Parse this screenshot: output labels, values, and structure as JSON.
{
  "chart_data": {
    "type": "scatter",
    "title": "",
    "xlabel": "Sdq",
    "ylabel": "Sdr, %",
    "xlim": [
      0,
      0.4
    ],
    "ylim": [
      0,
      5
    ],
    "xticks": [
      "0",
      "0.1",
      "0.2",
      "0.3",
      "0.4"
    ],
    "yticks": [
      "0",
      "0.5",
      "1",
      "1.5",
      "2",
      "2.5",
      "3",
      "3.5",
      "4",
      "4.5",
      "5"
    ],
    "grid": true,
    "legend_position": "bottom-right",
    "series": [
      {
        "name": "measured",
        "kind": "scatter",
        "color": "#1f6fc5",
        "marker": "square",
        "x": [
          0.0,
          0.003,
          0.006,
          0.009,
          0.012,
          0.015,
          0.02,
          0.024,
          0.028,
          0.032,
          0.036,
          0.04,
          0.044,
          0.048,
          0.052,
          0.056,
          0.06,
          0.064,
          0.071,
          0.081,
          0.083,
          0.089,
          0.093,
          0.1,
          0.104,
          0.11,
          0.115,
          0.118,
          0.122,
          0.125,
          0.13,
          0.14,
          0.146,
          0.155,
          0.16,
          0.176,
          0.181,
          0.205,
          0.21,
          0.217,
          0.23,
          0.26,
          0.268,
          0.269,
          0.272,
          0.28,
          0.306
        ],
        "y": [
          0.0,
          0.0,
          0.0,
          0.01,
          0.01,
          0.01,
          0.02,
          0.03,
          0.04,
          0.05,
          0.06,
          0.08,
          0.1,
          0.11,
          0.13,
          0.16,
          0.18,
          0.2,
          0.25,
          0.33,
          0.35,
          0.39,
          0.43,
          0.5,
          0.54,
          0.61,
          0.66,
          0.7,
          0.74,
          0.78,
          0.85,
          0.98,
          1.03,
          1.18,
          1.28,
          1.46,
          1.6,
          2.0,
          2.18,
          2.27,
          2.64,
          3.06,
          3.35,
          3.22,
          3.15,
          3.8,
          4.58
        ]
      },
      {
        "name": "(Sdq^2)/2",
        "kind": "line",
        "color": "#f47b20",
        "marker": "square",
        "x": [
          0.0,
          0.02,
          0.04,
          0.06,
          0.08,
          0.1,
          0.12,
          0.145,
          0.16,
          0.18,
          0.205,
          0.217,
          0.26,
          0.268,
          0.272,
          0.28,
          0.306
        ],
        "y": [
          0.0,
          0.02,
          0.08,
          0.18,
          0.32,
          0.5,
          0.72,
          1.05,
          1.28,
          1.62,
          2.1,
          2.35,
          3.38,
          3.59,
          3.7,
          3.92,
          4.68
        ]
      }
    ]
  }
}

## What is asked
Retype all of the material above with every character intact.

## Solved problem
Parse this screenshot: output labels, values, and structure as JSON.
{
  "chart_data": {
    "type": "scatter",
    "title": "",
    "xlabel": "Sdq",
    "ylabel": "Sdr, %",
    "xlim": [
      0,
      0.4
    ],
    "ylim": [
      0,
      5
    ],
    "xticks": [
      "0",
      "0.1",
      "0.2",
      "0.3",
      "0.4"
    ],
    "yticks": [
      "0",
      "0.5",
      "1",
      "1.5",
      "2",
      "2.5",
      "3",
      "3.5",
      "4",
      "4.5",
      "5"
    ],
    "grid": true,
    "legend_position": "bottom-right",
    "series": [
      {
        "name": "measured",
        "kind": "scatter",
        "color": "#1f6fc5",
        "marker": "square",
        "x": [
          0.0,
          0.003,
          0.006,
          0.009,
          0.012,
          0.015,
          0.02,
          0.024,
          0.028,
          0.032,
          0.036,
          0.04,
          0.044,
          0.048,
          0.052,
          0.056,
          0.06,
          0.064,
          0.071,
          0.081,
          0.083,
          0.089,
          0.093,
          0.1,
          0.104,
          0.11,
          0.115,
          0.118,
          0.122,
          0.125,
          0.13,
          0.14,
          0.146,
          0.155,
          0.16,
          0.176,
          0.181,
          0.205,
          0.21,
          0.217,
          0.23,
          0.26,
          0.268,
          0.269,
          0.272,
          0.28,
          0.306
        ],
        "y": [
          0.0,
          0.0,
          0.0,
          0.01,
          0.01,
          0.01,
          0.02,
          0.03,
          0.04,
          0.05,
          0.06,
          0.08,
          0.1,
          0.11,
          0.13,
          0.16,
          0.18,
          0.2,
          0.25,
          0.33,
          0.35,
          0.39,
          0.43,
          0.5,
          0.54,
          0.61,
          0.66,
          0.7,
          0.74,
          0.78,
          0.85,
          0.98,
          1.03,
          1.18,
          1.28,
          1.46,
          1.6,
          2.0,
          2.18,
          2.27,
          2.64,
          3.06,
          3.35,
          3.22,
          3.15,
          3.8,
          4.58
        ]
      },
      {
        "name": "(Sdq^2)/2",
        "kind": "line",
        "color": "#f47b20",
        "marker": "square",
        "x": [
          0.0,
          0.02,
          0.04,
          0.06,
          0.08,
          0.1,
          0.12,
          0.145,
          0.16,
          0.18,
          0.205,
          0.217,
          0.26,
          0.268,
          0.272,
          0.28,
          0.306
        ],
        "y": [
          0.0,
          0.02,
          0.08,
          0.18,
          0.32,
          0.5,
          0.72,
          1.05,
          1.28,
          1.62,
          2.1,
          2.35,
          3.38,
          3.59,
          3.7,
          3.92,
          4.68
        ]
      }
    ]
  }
}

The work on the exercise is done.